[Data entries]
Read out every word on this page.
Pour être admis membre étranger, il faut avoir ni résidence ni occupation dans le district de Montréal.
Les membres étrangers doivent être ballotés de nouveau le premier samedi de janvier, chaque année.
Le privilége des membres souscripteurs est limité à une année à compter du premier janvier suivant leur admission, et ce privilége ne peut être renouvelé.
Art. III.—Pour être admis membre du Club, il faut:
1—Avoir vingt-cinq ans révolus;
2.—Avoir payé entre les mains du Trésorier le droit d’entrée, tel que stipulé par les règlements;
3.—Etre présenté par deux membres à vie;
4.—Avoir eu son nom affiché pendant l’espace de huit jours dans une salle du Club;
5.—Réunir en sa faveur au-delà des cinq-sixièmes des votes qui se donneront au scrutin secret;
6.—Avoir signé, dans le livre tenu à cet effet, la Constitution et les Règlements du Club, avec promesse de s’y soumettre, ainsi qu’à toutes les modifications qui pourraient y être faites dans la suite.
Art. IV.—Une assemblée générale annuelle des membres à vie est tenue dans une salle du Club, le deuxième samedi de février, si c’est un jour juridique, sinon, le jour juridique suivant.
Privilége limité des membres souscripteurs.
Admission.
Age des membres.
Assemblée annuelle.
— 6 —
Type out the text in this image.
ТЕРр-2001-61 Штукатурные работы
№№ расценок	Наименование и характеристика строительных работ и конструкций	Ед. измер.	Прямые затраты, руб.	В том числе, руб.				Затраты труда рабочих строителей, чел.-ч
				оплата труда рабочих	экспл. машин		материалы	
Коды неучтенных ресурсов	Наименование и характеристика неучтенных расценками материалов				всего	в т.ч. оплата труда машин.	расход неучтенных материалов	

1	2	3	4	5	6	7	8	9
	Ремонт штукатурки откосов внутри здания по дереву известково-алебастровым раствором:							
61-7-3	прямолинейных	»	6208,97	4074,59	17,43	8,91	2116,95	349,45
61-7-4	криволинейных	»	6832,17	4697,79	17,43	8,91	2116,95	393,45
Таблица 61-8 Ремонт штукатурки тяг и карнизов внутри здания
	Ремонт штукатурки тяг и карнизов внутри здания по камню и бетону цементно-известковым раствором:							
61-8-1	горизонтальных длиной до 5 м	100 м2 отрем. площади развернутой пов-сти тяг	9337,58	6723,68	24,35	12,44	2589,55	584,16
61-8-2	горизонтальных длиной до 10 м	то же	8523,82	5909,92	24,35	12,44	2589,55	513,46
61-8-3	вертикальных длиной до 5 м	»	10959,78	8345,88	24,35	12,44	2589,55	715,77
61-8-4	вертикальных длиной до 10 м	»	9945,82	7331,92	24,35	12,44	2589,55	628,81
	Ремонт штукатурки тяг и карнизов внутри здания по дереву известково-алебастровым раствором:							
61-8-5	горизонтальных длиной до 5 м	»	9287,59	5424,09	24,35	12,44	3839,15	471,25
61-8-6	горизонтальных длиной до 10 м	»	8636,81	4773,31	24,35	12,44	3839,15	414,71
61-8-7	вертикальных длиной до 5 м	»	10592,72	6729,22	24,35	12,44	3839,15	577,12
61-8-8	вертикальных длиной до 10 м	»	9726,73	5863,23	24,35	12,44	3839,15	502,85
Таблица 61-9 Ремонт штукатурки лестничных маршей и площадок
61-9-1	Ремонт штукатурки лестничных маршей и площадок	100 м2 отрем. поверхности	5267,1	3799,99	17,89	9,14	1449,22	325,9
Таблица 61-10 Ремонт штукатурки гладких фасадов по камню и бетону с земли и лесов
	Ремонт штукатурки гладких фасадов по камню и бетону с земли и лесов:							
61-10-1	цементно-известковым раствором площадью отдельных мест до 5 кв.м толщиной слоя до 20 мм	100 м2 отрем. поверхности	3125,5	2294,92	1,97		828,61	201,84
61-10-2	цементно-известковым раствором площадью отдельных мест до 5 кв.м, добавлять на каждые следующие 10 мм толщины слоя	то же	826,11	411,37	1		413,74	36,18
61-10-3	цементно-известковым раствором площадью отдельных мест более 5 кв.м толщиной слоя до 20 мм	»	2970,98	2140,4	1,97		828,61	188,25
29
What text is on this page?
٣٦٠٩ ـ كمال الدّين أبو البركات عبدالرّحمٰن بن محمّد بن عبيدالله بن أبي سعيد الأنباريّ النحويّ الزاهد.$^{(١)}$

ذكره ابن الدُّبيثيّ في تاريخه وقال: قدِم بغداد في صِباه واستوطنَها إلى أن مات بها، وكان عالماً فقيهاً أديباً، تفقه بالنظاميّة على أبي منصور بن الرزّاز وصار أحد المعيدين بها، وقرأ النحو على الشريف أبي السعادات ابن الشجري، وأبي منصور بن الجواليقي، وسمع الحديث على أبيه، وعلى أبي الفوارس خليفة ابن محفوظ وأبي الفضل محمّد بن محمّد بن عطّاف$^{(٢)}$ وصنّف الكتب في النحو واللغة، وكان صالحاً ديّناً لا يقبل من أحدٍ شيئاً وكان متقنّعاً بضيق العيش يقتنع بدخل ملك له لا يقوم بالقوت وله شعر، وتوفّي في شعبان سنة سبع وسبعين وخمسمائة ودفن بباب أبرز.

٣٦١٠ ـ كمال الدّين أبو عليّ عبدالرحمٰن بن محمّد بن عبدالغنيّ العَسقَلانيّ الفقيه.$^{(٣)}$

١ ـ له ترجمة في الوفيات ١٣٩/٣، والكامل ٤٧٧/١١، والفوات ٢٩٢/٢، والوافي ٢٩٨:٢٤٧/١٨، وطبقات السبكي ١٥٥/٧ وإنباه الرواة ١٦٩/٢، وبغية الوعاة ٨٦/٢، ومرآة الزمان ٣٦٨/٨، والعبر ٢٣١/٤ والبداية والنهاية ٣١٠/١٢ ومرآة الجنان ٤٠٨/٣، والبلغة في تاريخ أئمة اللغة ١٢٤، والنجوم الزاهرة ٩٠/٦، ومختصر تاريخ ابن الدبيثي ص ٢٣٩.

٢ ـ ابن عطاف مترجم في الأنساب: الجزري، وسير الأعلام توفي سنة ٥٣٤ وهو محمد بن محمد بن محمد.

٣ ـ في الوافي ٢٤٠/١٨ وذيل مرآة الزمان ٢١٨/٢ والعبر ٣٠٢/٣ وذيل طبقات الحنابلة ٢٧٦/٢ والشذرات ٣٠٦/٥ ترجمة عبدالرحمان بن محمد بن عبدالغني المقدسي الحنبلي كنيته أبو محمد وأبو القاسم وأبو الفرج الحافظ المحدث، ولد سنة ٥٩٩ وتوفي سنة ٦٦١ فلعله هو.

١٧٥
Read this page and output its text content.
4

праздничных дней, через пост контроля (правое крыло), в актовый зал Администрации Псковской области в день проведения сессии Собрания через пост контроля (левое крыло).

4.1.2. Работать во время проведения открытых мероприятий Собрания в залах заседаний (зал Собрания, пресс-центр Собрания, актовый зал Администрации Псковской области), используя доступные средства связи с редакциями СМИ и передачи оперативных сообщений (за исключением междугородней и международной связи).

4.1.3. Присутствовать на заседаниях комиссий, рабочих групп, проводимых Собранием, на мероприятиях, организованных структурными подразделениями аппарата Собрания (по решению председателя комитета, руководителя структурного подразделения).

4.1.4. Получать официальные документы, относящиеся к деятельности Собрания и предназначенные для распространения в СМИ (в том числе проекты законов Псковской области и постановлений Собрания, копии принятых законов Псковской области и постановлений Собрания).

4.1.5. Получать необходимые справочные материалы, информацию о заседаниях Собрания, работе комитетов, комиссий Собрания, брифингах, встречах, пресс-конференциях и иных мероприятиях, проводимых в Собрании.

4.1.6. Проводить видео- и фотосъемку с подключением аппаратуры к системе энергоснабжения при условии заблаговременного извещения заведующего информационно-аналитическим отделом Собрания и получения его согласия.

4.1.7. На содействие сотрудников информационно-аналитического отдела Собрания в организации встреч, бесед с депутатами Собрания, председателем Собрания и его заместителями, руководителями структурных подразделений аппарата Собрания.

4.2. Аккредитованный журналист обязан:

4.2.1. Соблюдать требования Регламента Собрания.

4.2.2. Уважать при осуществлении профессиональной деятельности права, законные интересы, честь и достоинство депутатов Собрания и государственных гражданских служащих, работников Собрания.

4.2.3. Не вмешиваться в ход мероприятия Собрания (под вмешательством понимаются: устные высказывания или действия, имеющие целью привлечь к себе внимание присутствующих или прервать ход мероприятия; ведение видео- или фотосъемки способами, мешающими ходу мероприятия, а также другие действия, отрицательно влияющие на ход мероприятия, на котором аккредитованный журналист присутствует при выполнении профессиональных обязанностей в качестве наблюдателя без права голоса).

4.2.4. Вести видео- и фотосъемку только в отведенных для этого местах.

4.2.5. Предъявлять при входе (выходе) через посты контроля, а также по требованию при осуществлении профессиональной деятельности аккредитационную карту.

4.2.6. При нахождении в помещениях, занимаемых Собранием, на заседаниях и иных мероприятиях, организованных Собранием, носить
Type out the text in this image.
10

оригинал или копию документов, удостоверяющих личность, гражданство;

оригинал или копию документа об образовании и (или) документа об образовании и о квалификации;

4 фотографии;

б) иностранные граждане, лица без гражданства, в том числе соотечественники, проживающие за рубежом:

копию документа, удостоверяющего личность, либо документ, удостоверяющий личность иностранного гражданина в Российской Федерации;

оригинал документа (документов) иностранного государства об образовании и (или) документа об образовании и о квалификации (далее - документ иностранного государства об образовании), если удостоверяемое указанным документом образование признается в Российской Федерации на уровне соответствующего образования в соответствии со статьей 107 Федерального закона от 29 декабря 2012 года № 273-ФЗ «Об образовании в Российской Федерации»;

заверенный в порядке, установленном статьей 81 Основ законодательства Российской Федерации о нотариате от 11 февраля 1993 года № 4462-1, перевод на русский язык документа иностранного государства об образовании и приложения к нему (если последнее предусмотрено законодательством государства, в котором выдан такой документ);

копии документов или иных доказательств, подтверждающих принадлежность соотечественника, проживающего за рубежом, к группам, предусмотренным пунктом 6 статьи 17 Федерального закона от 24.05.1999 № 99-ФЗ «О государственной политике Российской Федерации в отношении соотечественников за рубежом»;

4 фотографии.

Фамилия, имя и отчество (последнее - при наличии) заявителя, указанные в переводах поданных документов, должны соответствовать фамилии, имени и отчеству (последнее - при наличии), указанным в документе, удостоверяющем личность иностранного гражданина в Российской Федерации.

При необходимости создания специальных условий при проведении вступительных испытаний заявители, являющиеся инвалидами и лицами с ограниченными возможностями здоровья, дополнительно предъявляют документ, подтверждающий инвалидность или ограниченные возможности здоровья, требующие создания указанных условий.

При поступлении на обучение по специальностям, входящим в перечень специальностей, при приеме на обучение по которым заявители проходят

- _Stated exercise_:
Working from the entries above, return all lines that contain "информационно".

- _Full answer_:
4.1.6. Проводить видео- и фотосъемку с подключением аппаратуры к системе энергоснабжения при условии заблаговременного извещения заведующего информационно-аналитическим отделом Собрания и получения его согласия.
4.1.7. На содействие сотрудников информационно-аналитического отдела Собрания в организации встреч, бесед с депутатами Собрания, председателем Собрания и его заместителями, руководителями структурных подразделений аппарата Собрания.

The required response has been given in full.